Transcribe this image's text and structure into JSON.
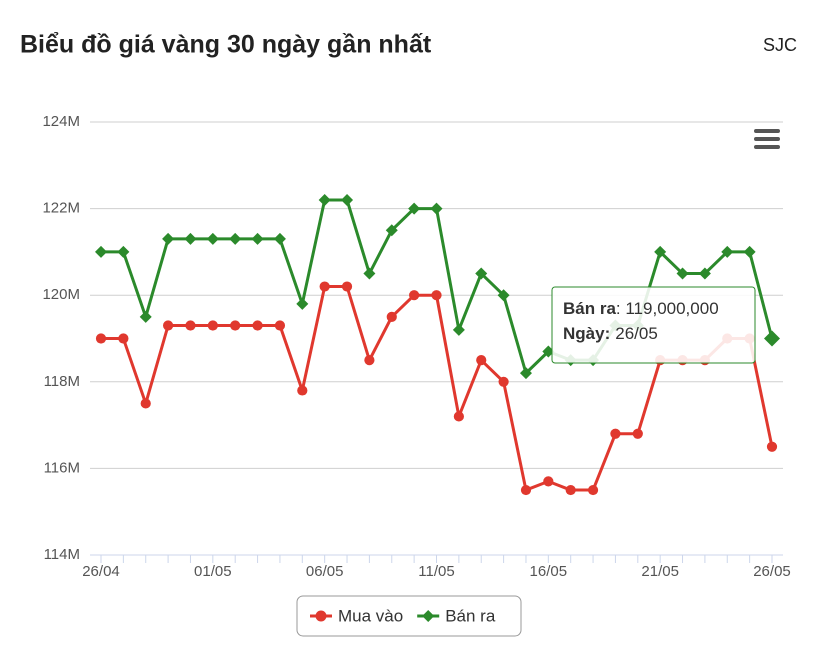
{
  "chart_data": {
    "type": "line",
    "title": "Biểu đồ giá vàng 30 ngày gần nhất",
    "source": "SJC",
    "categories": [
      "26/04",
      null,
      null,
      null,
      null,
      "01/05",
      null,
      null,
      null,
      null,
      "06/05",
      null,
      null,
      null,
      null,
      "11/05",
      null,
      null,
      null,
      null,
      "16/05",
      null,
      null,
      null,
      null,
      "21/05",
      null,
      null,
      null,
      null,
      "26/05"
    ],
    "series": [
      {
        "name": "Mua vào",
        "color": "#e0382e",
        "marker": "circle",
        "values": [
          119.0,
          119.0,
          117.5,
          119.3,
          119.3,
          119.3,
          119.3,
          119.3,
          119.3,
          117.8,
          120.2,
          120.2,
          118.5,
          119.5,
          120.0,
          120.0,
          117.2,
          118.5,
          118.0,
          115.5,
          115.7,
          115.5,
          115.5,
          116.8,
          116.8,
          118.5,
          118.5,
          118.5,
          119.0,
          119.0,
          116.5
        ]
      },
      {
        "name": "Bán ra",
        "color": "#2b8a2b",
        "marker": "diamond",
        "values": [
          121.0,
          121.0,
          119.5,
          121.3,
          121.3,
          121.3,
          121.3,
          121.3,
          121.3,
          119.8,
          122.2,
          122.2,
          120.5,
          121.5,
          122.0,
          122.0,
          119.2,
          120.5,
          120.0,
          118.2,
          118.7,
          118.5,
          118.5,
          119.3,
          119.3,
          121.0,
          120.5,
          120.5,
          121.0,
          121.0,
          119.0
        ]
      }
    ],
    "ylim": [
      114,
      124
    ],
    "yticks": [
      {
        "value": 114,
        "label": "114M"
      },
      {
        "value": 116,
        "label": "116M"
      },
      {
        "value": 118,
        "label": "118M"
      },
      {
        "value": 120,
        "label": "120M"
      },
      {
        "value": 122,
        "label": "122M"
      },
      {
        "value": 124,
        "label": "124M"
      }
    ],
    "grid": true,
    "legend": "bottom",
    "tooltip": {
      "series": 1,
      "index": 30,
      "key": "Bán ra",
      "text": ": 119,000,000",
      "date_key": "Ngày:",
      "date": "26/05"
    }
  }
}
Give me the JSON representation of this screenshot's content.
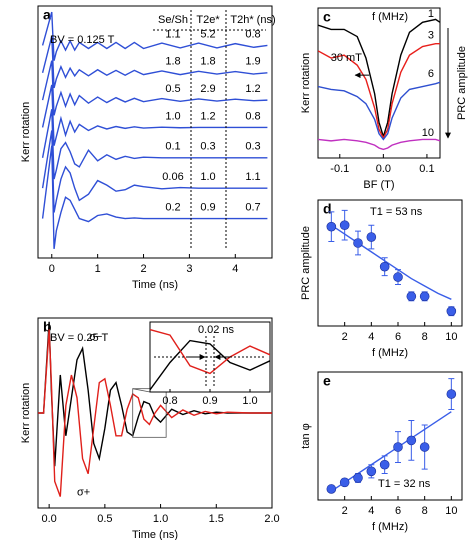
{
  "chart_data": [
    {
      "type": "line",
      "letter": "a",
      "xlabel": "Time (ns)",
      "ylabel": "Kerr rotation",
      "annotation": "BV = 0.125 T",
      "xlim": [
        -0.3,
        4.8
      ],
      "ylim": [
        0.3,
        8.6
      ],
      "xticks": [
        0,
        1,
        2,
        3,
        4
      ],
      "x": [
        -0.2,
        0,
        0.05,
        0.1,
        0.2,
        0.3,
        0.4,
        0.5,
        0.6,
        0.8,
        1.0,
        1.2,
        1.4,
        1.6,
        1.8,
        2.0,
        2.4,
        2.8,
        3.2,
        3.6,
        4.0,
        4.4,
        4.7
      ],
      "series": [
        {
          "color": "#2f4fd6",
          "values": [
            7.3,
            8.4,
            6.8,
            7.1,
            7.45,
            7.15,
            7.45,
            7.15,
            7.4,
            7.2,
            7.4,
            7.2,
            7.4,
            7.2,
            7.4,
            7.2,
            7.38,
            7.22,
            7.38,
            7.22,
            7.36,
            7.24,
            7.3
          ]
        },
        {
          "color": "#2f4fd6",
          "values": [
            6.4,
            7.6,
            5.9,
            6.2,
            6.6,
            6.25,
            6.55,
            6.3,
            6.5,
            6.3,
            6.5,
            6.32,
            6.48,
            6.32,
            6.48,
            6.34,
            6.46,
            6.34,
            6.45,
            6.36,
            6.44,
            6.36,
            6.4
          ]
        },
        {
          "color": "#2f4fd6",
          "values": [
            5.5,
            6.8,
            5.0,
            5.3,
            5.75,
            5.3,
            5.7,
            5.35,
            5.65,
            5.4,
            5.6,
            5.42,
            5.58,
            5.44,
            5.56,
            5.45,
            5.55,
            5.46,
            5.54,
            5.47,
            5.53,
            5.48,
            5.5
          ]
        },
        {
          "color": "#2f4fd6",
          "values": [
            4.6,
            6.0,
            4.0,
            4.3,
            4.9,
            4.35,
            4.8,
            4.45,
            4.7,
            4.5,
            4.65,
            4.55,
            4.63,
            4.57,
            4.62,
            4.58,
            4.61,
            4.59,
            4.6,
            4.6,
            4.6,
            4.6,
            4.6
          ]
        },
        {
          "color": "#2f4fd6",
          "values": [
            3.6,
            5.2,
            2.9,
            3.2,
            3.9,
            4.1,
            3.8,
            3.4,
            3.3,
            3.85,
            3.5,
            3.7,
            3.55,
            3.65,
            3.58,
            3.62,
            3.6,
            3.6,
            3.6,
            3.6,
            3.6,
            3.6,
            3.6
          ]
        },
        {
          "color": "#2f4fd6",
          "values": [
            2.6,
            4.5,
            1.8,
            2.2,
            2.9,
            3.3,
            3.1,
            2.6,
            2.2,
            2.4,
            2.85,
            2.7,
            2.5,
            2.55,
            2.7,
            2.65,
            2.58,
            2.62,
            2.6,
            2.6,
            2.6,
            2.6,
            2.6
          ]
        },
        {
          "color": "#2f4fd6",
          "values": [
            1.6,
            4.0,
            0.6,
            1.2,
            1.8,
            2.3,
            2.2,
            1.9,
            1.6,
            1.5,
            1.7,
            1.75,
            1.65,
            1.6,
            1.62,
            1.6,
            1.6,
            1.6,
            1.6,
            1.6,
            1.6,
            1.6,
            1.6
          ]
        }
      ],
      "table": {
        "header": [
          "Se/Sh",
          "T2e*",
          "T2h* (ns)"
        ],
        "colors": [
          "#000000",
          "#2f4fd6",
          "#e0201b"
        ],
        "rows": [
          [
            "1.1",
            "5.2",
            "0.8"
          ],
          [
            "1.8",
            "1.8",
            "1.9"
          ],
          [
            "0.5",
            "2.9",
            "1.2"
          ],
          [
            "1.0",
            "1.2",
            "0.8"
          ],
          [
            "0.1",
            "0.3",
            "0.3"
          ],
          [
            "0.06",
            "1.0",
            "1.1"
          ],
          [
            "0.2",
            "0.9",
            "0.7"
          ]
        ]
      }
    },
    {
      "type": "line",
      "letter": "b",
      "xlabel": "Time (ns)",
      "ylabel": "Kerr rotation",
      "annotation": "BV = 0.25 T",
      "xlim": [
        -0.1,
        2.0
      ],
      "ylim": [
        -1.25,
        1.25
      ],
      "xticks": [
        {
          "value": 0,
          "label": "0.0"
        },
        0.5,
        {
          "value": 1,
          "label": "1.0"
        },
        1.5,
        {
          "value": 2,
          "label": "2.0"
        }
      ],
      "x": [
        -0.1,
        -0.05,
        0,
        0.02,
        0.05,
        0.1,
        0.15,
        0.2,
        0.25,
        0.3,
        0.35,
        0.4,
        0.45,
        0.5,
        0.55,
        0.6,
        0.65,
        0.7,
        0.75,
        0.8,
        0.85,
        0.9,
        0.95,
        1.0,
        1.1,
        1.2,
        1.3,
        1.4,
        1.5,
        1.6,
        1.8,
        2.0
      ],
      "series": [
        {
          "name": "σ−",
          "color": "#000000",
          "values": [
            0,
            0,
            1.2,
            0.3,
            -0.7,
            0.5,
            -0.3,
            0.2,
            0.7,
            0.85,
            0.3,
            -0.4,
            -0.6,
            -0.2,
            0.3,
            0.4,
            0.1,
            -0.25,
            -0.3,
            -0.05,
            0.15,
            0.12,
            -0.05,
            -0.12,
            0.05,
            -0.02,
            0.03,
            -0.01,
            0.01,
            0,
            0,
            0
          ]
        },
        {
          "name": "σ+",
          "color": "#e0201b",
          "values": [
            0,
            0,
            1.1,
            0.4,
            -0.9,
            -1.1,
            0.1,
            0.5,
            0.2,
            -0.6,
            -0.8,
            -0.2,
            0.4,
            0.45,
            0.1,
            -0.3,
            -0.3,
            0.05,
            0.25,
            0.2,
            -0.08,
            -0.15,
            0.0,
            0.1,
            -0.06,
            0.04,
            -0.03,
            0.02,
            -0.01,
            0.01,
            0,
            0
          ]
        }
      ],
      "inset": {
        "xlim": [
          0.75,
          1.05
        ],
        "ylim": [
          -0.32,
          0.32
        ],
        "xticks": [
          0.8,
          0.9,
          {
            "value": 1,
            "label": "1.0"
          }
        ],
        "annotation": "0.02 ns"
      }
    },
    {
      "type": "line",
      "letter": "c",
      "xlabel": "BF (T)",
      "ylabel": "Kerr rotation",
      "right_label": "PRC amplitude",
      "legend_title": "f (MHz)",
      "annotation": "30 mT",
      "xlim": [
        -0.15,
        0.13
      ],
      "ylim": [
        0,
        1.05
      ],
      "xticks": [
        -0.1,
        {
          "value": 0,
          "label": "0.0"
        },
        0.1
      ],
      "x": [
        -0.15,
        -0.12,
        -0.09,
        -0.06,
        -0.04,
        -0.02,
        -0.01,
        0,
        0.01,
        0.02,
        0.04,
        0.06,
        0.09,
        0.12,
        0.13
      ],
      "series": [
        {
          "name": "1",
          "color": "#000000",
          "values": [
            0.93,
            0.9,
            0.9,
            0.85,
            0.7,
            0.45,
            0.25,
            0.15,
            0.25,
            0.45,
            0.72,
            0.88,
            0.95,
            0.97,
            0.95
          ]
        },
        {
          "name": "3",
          "color": "#e8201c",
          "values": [
            0.75,
            0.7,
            0.72,
            0.65,
            0.55,
            0.35,
            0.2,
            0.14,
            0.2,
            0.38,
            0.6,
            0.72,
            0.78,
            0.8,
            0.8
          ]
        },
        {
          "name": "6",
          "color": "#2e4fd0",
          "values": [
            0.5,
            0.48,
            0.47,
            0.43,
            0.38,
            0.27,
            0.17,
            0.13,
            0.17,
            0.28,
            0.42,
            0.48,
            0.5,
            0.52,
            0.53
          ]
        },
        {
          "name": "10",
          "color": "#c030c0",
          "values": [
            0.13,
            0.12,
            0.13,
            0.12,
            0.11,
            0.09,
            0.07,
            0.06,
            0.07,
            0.09,
            0.11,
            0.12,
            0.13,
            0.13,
            0.12
          ]
        }
      ]
    },
    {
      "type": "scatter",
      "letter": "d",
      "xlabel": "f (MHz)",
      "ylabel": "PRC amplitude",
      "annotation": "T1 = 53 ns",
      "color": "#3a5ee8",
      "xlim": [
        0,
        10.8
      ],
      "ylim": [
        0.2,
        1.05
      ],
      "xticks": [
        2,
        4,
        6,
        8,
        10
      ],
      "x": [
        1,
        2,
        3,
        4,
        5,
        6,
        7,
        8,
        10
      ],
      "values": [
        0.87,
        0.88,
        0.76,
        0.8,
        0.6,
        0.53,
        0.4,
        0.4,
        0.3
      ],
      "errors": [
        0.1,
        0.1,
        0.08,
        0.08,
        0.06,
        0.05,
        0.03,
        0.03,
        0.03
      ],
      "fit": {
        "x": [
          1,
          2,
          3,
          4,
          5,
          6,
          7,
          8,
          9,
          10
        ],
        "values": [
          0.88,
          0.82,
          0.76,
          0.7,
          0.64,
          0.58,
          0.52,
          0.47,
          0.42,
          0.38
        ]
      }
    },
    {
      "type": "scatter",
      "letter": "e",
      "xlabel": "f (MHz)",
      "ylabel": "tan φ",
      "annotation": "T1 = 32 ns",
      "color": "#3a5ee8",
      "xlim": [
        0,
        10.8
      ],
      "ylim": [
        0,
        2.9
      ],
      "xticks": [
        2,
        4,
        6,
        8,
        10
      ],
      "x": [
        1,
        2,
        3,
        4,
        5,
        6,
        7,
        8,
        10
      ],
      "values": [
        0.25,
        0.4,
        0.5,
        0.65,
        0.8,
        1.2,
        1.35,
        1.2,
        2.4
      ],
      "errors": [
        0.05,
        0.08,
        0.1,
        0.15,
        0.2,
        0.35,
        0.45,
        0.5,
        0.35
      ],
      "fit": {
        "x": [
          1,
          10
        ],
        "values": [
          0.2,
          2.0
        ]
      }
    }
  ]
}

→ **Task directions**: Search the data above for the string "annotation" and return every line that has it.

→ **Result for this task**:
      "annotation": "BV = 0.125 T",
      "annotation": "BV = 0.25 T",
        "annotation": "0.02 ns"
      "annotation": "30 mT",
      "annotation": "T1 = 53 ns",
      "annotation": "T1 = 32 ns",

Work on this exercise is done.